* Begin Input material *

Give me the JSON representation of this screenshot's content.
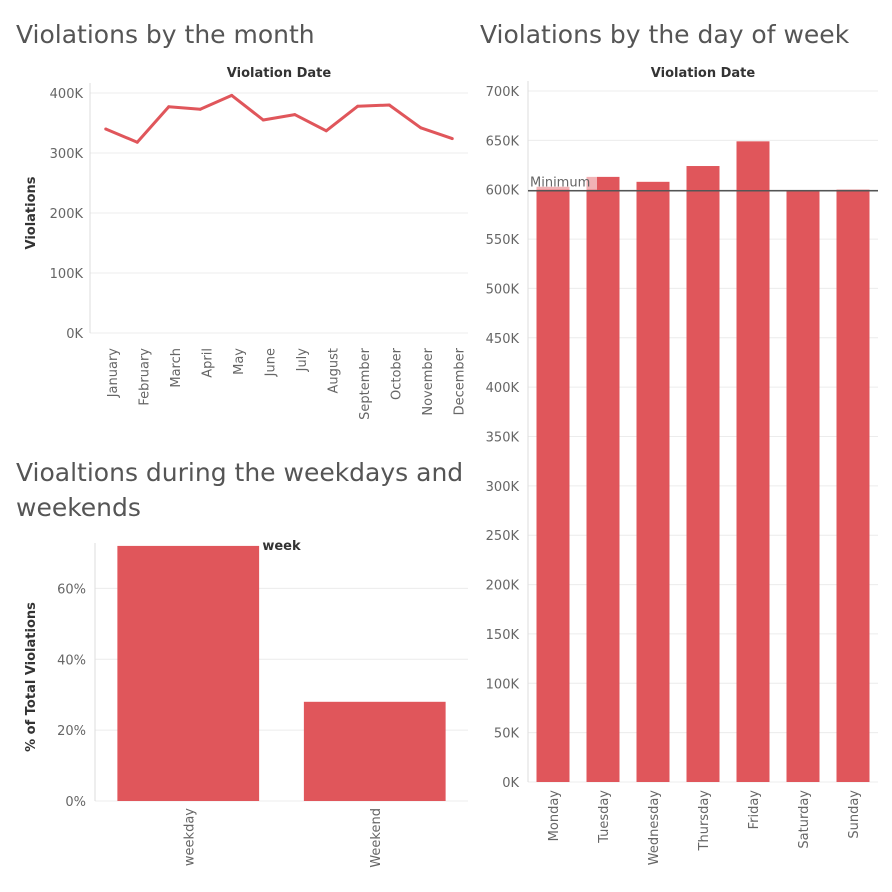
{
  "titles": {
    "month": "Violations by the month",
    "dow": "Violations by the day of week",
    "week_line1": "Vioaltions during the weekdays and",
    "week_line2": "weekends"
  },
  "colors": {
    "bar": "#e0565b",
    "line": "#e0565b",
    "reference_line": "#555555"
  },
  "chart_data": [
    {
      "id": "month",
      "type": "line",
      "title": "Violations by the month",
      "header": "Violation Date",
      "ylabel": "Violations",
      "categories": [
        "January",
        "February",
        "March",
        "April",
        "May",
        "June",
        "July",
        "August",
        "September",
        "October",
        "November",
        "December"
      ],
      "values": [
        340000,
        318000,
        377000,
        373000,
        396000,
        355000,
        364000,
        337000,
        378000,
        380000,
        342000,
        324000
      ],
      "ylim": [
        0,
        400000
      ],
      "yticks": [
        0,
        100000,
        200000,
        300000,
        400000
      ],
      "ytick_labels": [
        "0K",
        "100K",
        "200K",
        "300K",
        "400K"
      ],
      "grid": true
    },
    {
      "id": "dow",
      "type": "bar",
      "title": "Violations by the day of week",
      "header": "Violation Date",
      "categories": [
        "Monday",
        "Tuesday",
        "Wednesday",
        "Thursday",
        "Friday",
        "Saturday",
        "Sunday"
      ],
      "values": [
        603000,
        613000,
        608000,
        624000,
        649000,
        599000,
        600000
      ],
      "ylim": [
        0,
        700000
      ],
      "yticks": [
        0,
        50000,
        100000,
        150000,
        200000,
        250000,
        300000,
        350000,
        400000,
        450000,
        500000,
        550000,
        600000,
        650000,
        700000
      ],
      "ytick_labels": [
        "0K",
        "50K",
        "100K",
        "150K",
        "200K",
        "250K",
        "300K",
        "350K",
        "400K",
        "450K",
        "500K",
        "550K",
        "600K",
        "650K",
        "700K"
      ],
      "reference_line": {
        "label": "Minimum",
        "value": 599000
      },
      "grid": true
    },
    {
      "id": "week",
      "type": "bar",
      "title": "Vioaltions during the weekdays and weekends",
      "header": "week",
      "ylabel": "% of Total Violations",
      "categories": [
        "weekday",
        "Weekend"
      ],
      "values": [
        72,
        28
      ],
      "ylim": [
        0,
        70
      ],
      "yticks": [
        0,
        20,
        40,
        60
      ],
      "ytick_labels": [
        "0%",
        "20%",
        "40%",
        "60%"
      ],
      "grid": true
    }
  ]
}
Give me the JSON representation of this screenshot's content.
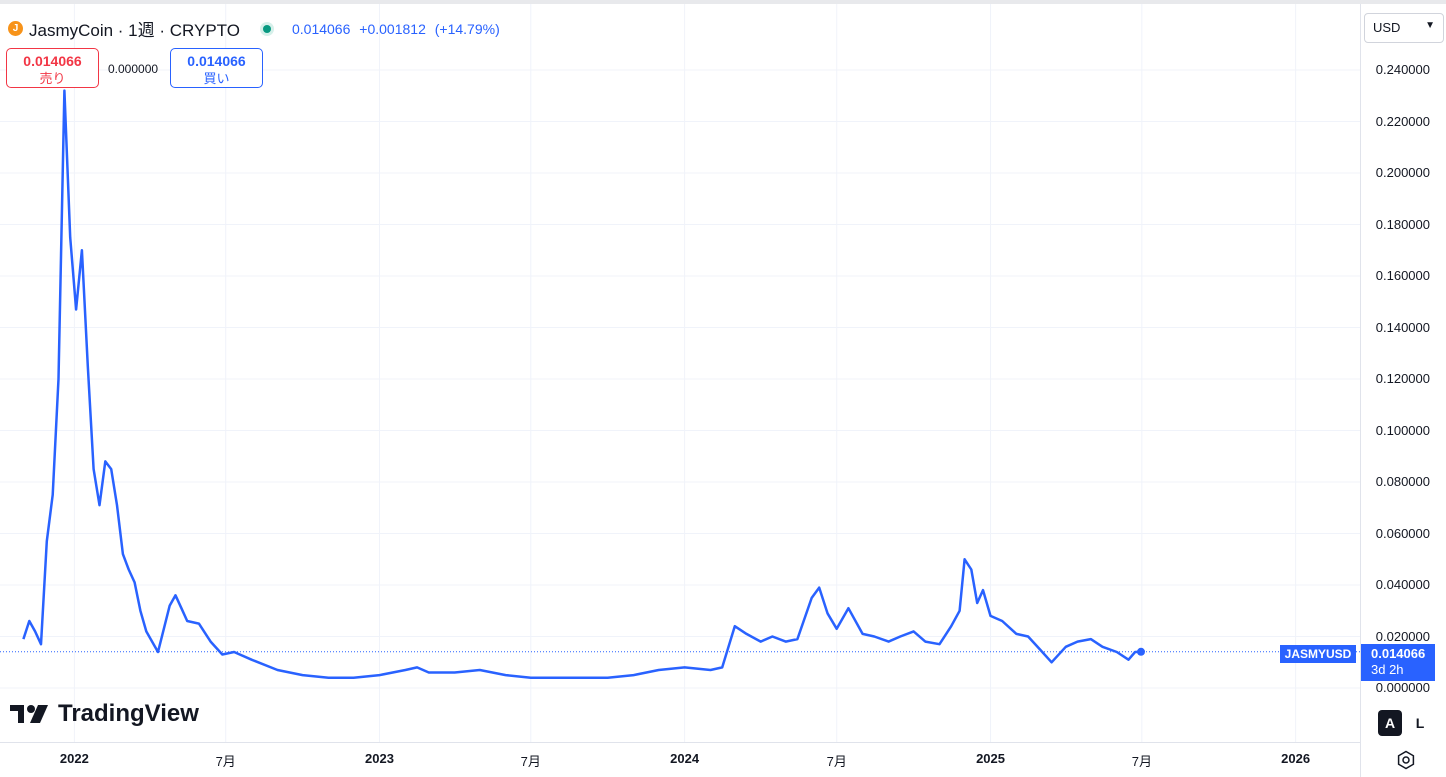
{
  "legend": {
    "title": "JasmyCoin · 1週 · CRYPTO",
    "icon": "jasmycoin-logo-icon",
    "status": "market-open-dot",
    "last": "0.014066",
    "change": "+0.001812",
    "change_pct": "(+14.79%)"
  },
  "order": {
    "sell_price": "0.014066",
    "sell_label": "売り",
    "spread": "0.000000",
    "buy_price": "0.014066",
    "buy_label": "買い"
  },
  "currency": {
    "value": "USD",
    "icon": "chevron-down-icon"
  },
  "price_tag": {
    "symbol": "JASMYUSD",
    "price": "0.014066",
    "countdown": "3d 2h"
  },
  "brand": {
    "name": "TradingView",
    "icon": "tradingview-logo-icon"
  },
  "scale_buttons": {
    "auto": "A",
    "log": "L"
  },
  "settings_icon": "gear-icon",
  "colors": {
    "line": "#2962ff",
    "sell": "#f23645",
    "buy": "#2962ff",
    "status": "#089981",
    "coin": "#f7931a"
  },
  "chart_data": {
    "type": "line",
    "series": [
      {
        "name": "JASMYUSD"
      }
    ],
    "x": [
      "2021-11-01",
      "2021-11-08",
      "2021-11-15",
      "2021-11-22",
      "2021-11-29",
      "2021-12-06",
      "2021-12-13",
      "2021-12-20",
      "2021-12-27",
      "2022-01-03",
      "2022-01-10",
      "2022-01-17",
      "2022-01-24",
      "2022-01-31",
      "2022-02-07",
      "2022-02-14",
      "2022-02-21",
      "2022-02-28",
      "2022-03-07",
      "2022-03-14",
      "2022-03-21",
      "2022-03-28",
      "2022-04-04",
      "2022-04-11",
      "2022-04-25",
      "2022-05-02",
      "2022-05-09",
      "2022-05-16",
      "2022-05-30",
      "2022-06-13",
      "2022-06-27",
      "2022-07-11",
      "2022-08-01",
      "2022-09-01",
      "2022-10-01",
      "2022-11-01",
      "2022-12-01",
      "2023-01-01",
      "2023-02-01",
      "2023-02-15",
      "2023-03-01",
      "2023-04-01",
      "2023-05-01",
      "2023-06-01",
      "2023-07-01",
      "2023-08-01",
      "2023-09-01",
      "2023-10-01",
      "2023-11-01",
      "2023-12-01",
      "2024-01-01",
      "2024-02-01",
      "2024-02-15",
      "2024-03-01",
      "2024-03-15",
      "2024-04-01",
      "2024-04-15",
      "2024-05-01",
      "2024-05-15",
      "2024-06-01",
      "2024-06-10",
      "2024-06-20",
      "2024-07-01",
      "2024-07-15",
      "2024-08-01",
      "2024-08-15",
      "2024-09-01",
      "2024-09-15",
      "2024-10-01",
      "2024-10-15",
      "2024-11-01",
      "2024-11-15",
      "2024-11-25",
      "2024-12-01",
      "2024-12-09",
      "2024-12-16",
      "2024-12-23",
      "2025-01-01",
      "2025-01-15",
      "2025-02-01",
      "2025-02-15",
      "2025-03-01",
      "2025-03-15",
      "2025-04-01",
      "2025-04-15",
      "2025-05-01",
      "2025-05-15",
      "2025-06-01",
      "2025-06-15",
      "2025-06-23",
      "2025-06-30"
    ],
    "values": [
      0.019,
      0.026,
      0.022,
      0.017,
      0.057,
      0.075,
      0.12,
      0.232,
      0.175,
      0.147,
      0.17,
      0.125,
      0.085,
      0.071,
      0.088,
      0.085,
      0.071,
      0.052,
      0.046,
      0.041,
      0.03,
      0.022,
      0.018,
      0.014,
      0.032,
      0.036,
      0.031,
      0.026,
      0.025,
      0.018,
      0.013,
      0.014,
      0.011,
      0.007,
      0.005,
      0.004,
      0.004,
      0.005,
      0.007,
      0.008,
      0.006,
      0.006,
      0.007,
      0.005,
      0.004,
      0.004,
      0.004,
      0.004,
      0.005,
      0.007,
      0.008,
      0.007,
      0.008,
      0.024,
      0.021,
      0.018,
      0.02,
      0.018,
      0.019,
      0.035,
      0.039,
      0.029,
      0.023,
      0.031,
      0.021,
      0.02,
      0.018,
      0.02,
      0.022,
      0.018,
      0.017,
      0.024,
      0.03,
      0.05,
      0.046,
      0.033,
      0.038,
      0.028,
      0.026,
      0.021,
      0.02,
      0.015,
      0.01,
      0.016,
      0.018,
      0.019,
      0.016,
      0.014,
      0.011,
      0.014,
      0.014066
    ],
    "last_point": {
      "x": "2025-06-30",
      "y": 0.014066
    },
    "yticks": [
      "0.000000",
      "0.020000",
      "0.040000",
      "0.060000",
      "0.080000",
      "0.100000",
      "0.120000",
      "0.140000",
      "0.160000",
      "0.180000",
      "0.200000",
      "0.220000",
      "0.240000"
    ],
    "xticks": [
      {
        "label": "2022",
        "x": "2022-01-01",
        "bold": true
      },
      {
        "label": "7月",
        "x": "2022-07-01",
        "bold": false
      },
      {
        "label": "2023",
        "x": "2023-01-01",
        "bold": true
      },
      {
        "label": "7月",
        "x": "2023-07-01",
        "bold": false
      },
      {
        "label": "2024",
        "x": "2024-01-01",
        "bold": true
      },
      {
        "label": "7月",
        "x": "2024-07-01",
        "bold": false
      },
      {
        "label": "2025",
        "x": "2025-01-01",
        "bold": true
      },
      {
        "label": "7月",
        "x": "2025-07-01",
        "bold": false
      },
      {
        "label": "2026",
        "x": "2026-01-01",
        "bold": true
      }
    ],
    "ylim": [
      0,
      0.24
    ],
    "xlim": [
      "2021-10-04",
      "2026-03-19"
    ],
    "grid": true
  }
}
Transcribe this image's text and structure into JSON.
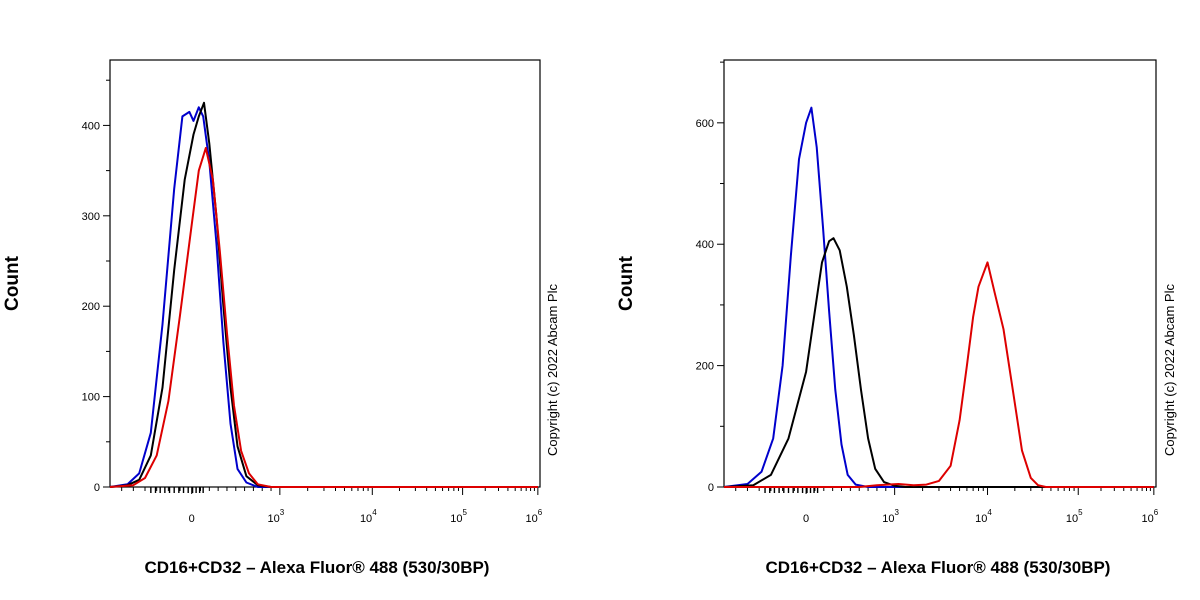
{
  "chart_data": [
    {
      "type": "line",
      "ylabel": "Count",
      "xlabel": "CD16+CD32 – Alexa Fluor® 488 (530/30BP)",
      "copyright": "Copyright (c) 2022 Abcam Plc",
      "ylim": [
        0,
        470
      ],
      "y_ticks": [
        0,
        100,
        200,
        300,
        400
      ],
      "x_scale": "biexponential",
      "x_ticks": [
        {
          "base": "0",
          "exp": ""
        },
        {
          "base": "10",
          "exp": "3"
        },
        {
          "base": "10",
          "exp": "4"
        },
        {
          "base": "10",
          "exp": "5"
        },
        {
          "base": "10",
          "exp": "6"
        }
      ],
      "series": [
        {
          "color": "#0000cc",
          "points": [
            [
              -700,
              0
            ],
            [
              -550,
              3
            ],
            [
              -450,
              15
            ],
            [
              -350,
              60
            ],
            [
              -250,
              180
            ],
            [
              -150,
              330
            ],
            [
              -80,
              410
            ],
            [
              -20,
              415
            ],
            [
              20,
              405
            ],
            [
              80,
              420
            ],
            [
              130,
              410
            ],
            [
              200,
              360
            ],
            [
              280,
              270
            ],
            [
              360,
              160
            ],
            [
              440,
              70
            ],
            [
              520,
              20
            ],
            [
              620,
              5
            ],
            [
              750,
              0
            ],
            [
              1000000,
              0
            ]
          ]
        },
        {
          "color": "#000000",
          "points": [
            [
              -700,
              0
            ],
            [
              -550,
              2
            ],
            [
              -450,
              8
            ],
            [
              -350,
              35
            ],
            [
              -250,
              110
            ],
            [
              -150,
              240
            ],
            [
              -60,
              340
            ],
            [
              20,
              390
            ],
            [
              80,
              410
            ],
            [
              140,
              425
            ],
            [
              200,
              380
            ],
            [
              280,
              300
            ],
            [
              360,
              200
            ],
            [
              440,
              110
            ],
            [
              520,
              45
            ],
            [
              620,
              12
            ],
            [
              750,
              2
            ],
            [
              900,
              0
            ],
            [
              1000000,
              0
            ]
          ]
        },
        {
          "color": "#dd0000",
          "points": [
            [
              -700,
              0
            ],
            [
              -500,
              2
            ],
            [
              -400,
              10
            ],
            [
              -300,
              35
            ],
            [
              -200,
              95
            ],
            [
              -100,
              190
            ],
            [
              0,
              290
            ],
            [
              80,
              350
            ],
            [
              160,
              375
            ],
            [
              240,
              340
            ],
            [
              320,
              260
            ],
            [
              400,
              170
            ],
            [
              480,
              90
            ],
            [
              560,
              40
            ],
            [
              650,
              15
            ],
            [
              750,
              3
            ],
            [
              900,
              0
            ],
            [
              1000000,
              0
            ]
          ]
        }
      ]
    },
    {
      "type": "line",
      "ylabel": "Count",
      "xlabel": "CD16+CD32 – Alexa Fluor® 488 (530/30BP)",
      "copyright": "Copyright (c) 2022 Abcam Plc",
      "ylim": [
        0,
        700
      ],
      "y_ticks": [
        0,
        200,
        400,
        600
      ],
      "x_scale": "biexponential",
      "x_ticks": [
        {
          "base": "0",
          "exp": ""
        },
        {
          "base": "10",
          "exp": "3"
        },
        {
          "base": "10",
          "exp": "4"
        },
        {
          "base": "10",
          "exp": "5"
        },
        {
          "base": "10",
          "exp": "6"
        }
      ],
      "series": [
        {
          "color": "#0000cc",
          "points": [
            [
              -700,
              0
            ],
            [
              -500,
              5
            ],
            [
              -380,
              25
            ],
            [
              -280,
              80
            ],
            [
              -200,
              200
            ],
            [
              -130,
              380
            ],
            [
              -60,
              540
            ],
            [
              0,
              600
            ],
            [
              60,
              625
            ],
            [
              120,
              560
            ],
            [
              190,
              430
            ],
            [
              260,
              290
            ],
            [
              330,
              160
            ],
            [
              400,
              70
            ],
            [
              470,
              20
            ],
            [
              560,
              4
            ],
            [
              700,
              0
            ],
            [
              1000000,
              0
            ]
          ]
        },
        {
          "color": "#000000",
          "points": [
            [
              -700,
              0
            ],
            [
              -450,
              3
            ],
            [
              -300,
              20
            ],
            [
              -150,
              80
            ],
            [
              0,
              190
            ],
            [
              100,
              290
            ],
            [
              180,
              370
            ],
            [
              260,
              405
            ],
            [
              310,
              410
            ],
            [
              380,
              390
            ],
            [
              460,
              330
            ],
            [
              540,
              250
            ],
            [
              620,
              160
            ],
            [
              700,
              80
            ],
            [
              780,
              30
            ],
            [
              880,
              8
            ],
            [
              1000,
              2
            ],
            [
              1300,
              0
            ],
            [
              1000000,
              0
            ]
          ]
        },
        {
          "color": "#dd0000",
          "points": [
            [
              -700,
              0
            ],
            [
              600,
              0
            ],
            [
              800,
              3
            ],
            [
              1100,
              5
            ],
            [
              1600,
              3
            ],
            [
              2200,
              4
            ],
            [
              3000,
              10
            ],
            [
              4000,
              35
            ],
            [
              5000,
              110
            ],
            [
              6000,
              200
            ],
            [
              7000,
              280
            ],
            [
              8000,
              330
            ],
            [
              10000,
              370
            ],
            [
              12000,
              320
            ],
            [
              15000,
              260
            ],
            [
              19000,
              160
            ],
            [
              24000,
              60
            ],
            [
              30000,
              15
            ],
            [
              36000,
              3
            ],
            [
              44000,
              0
            ],
            [
              1000000,
              0
            ]
          ]
        }
      ]
    }
  ]
}
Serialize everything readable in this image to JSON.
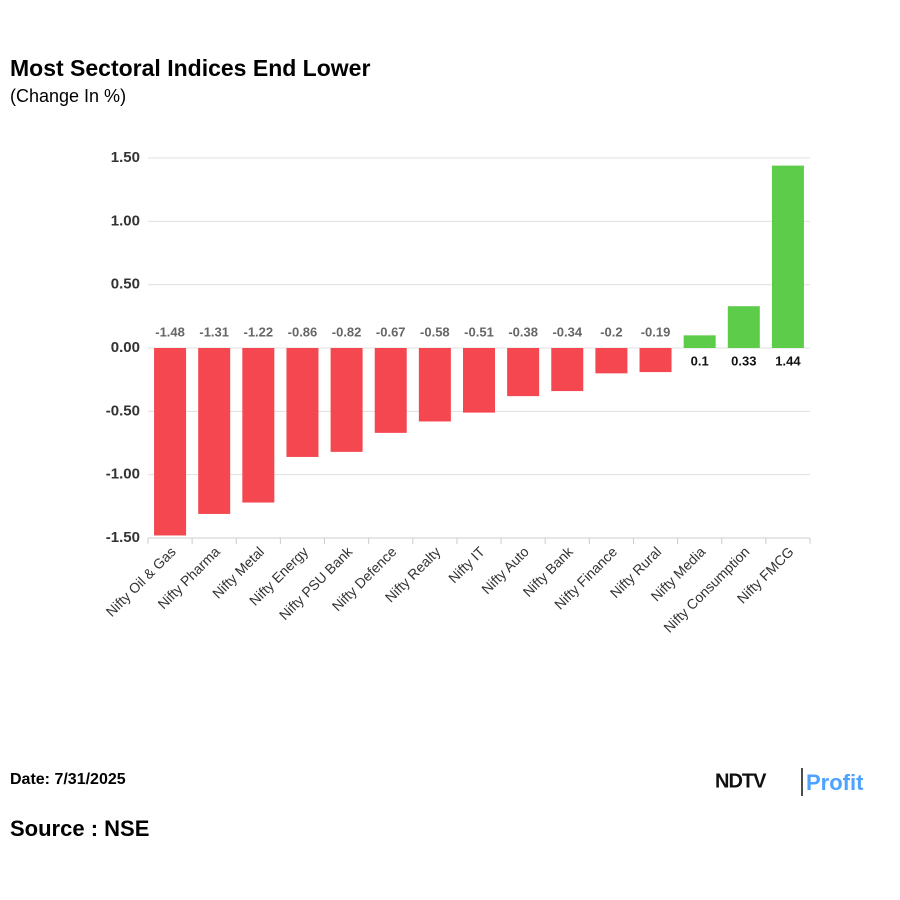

* End Input material *

# Exercise
Pick out and copy the lines of the entries that hold the string "logo".

# Completed task
    "icon": "jasmycoin-logo-icon",
    "icon": "tradingview-logo-icon"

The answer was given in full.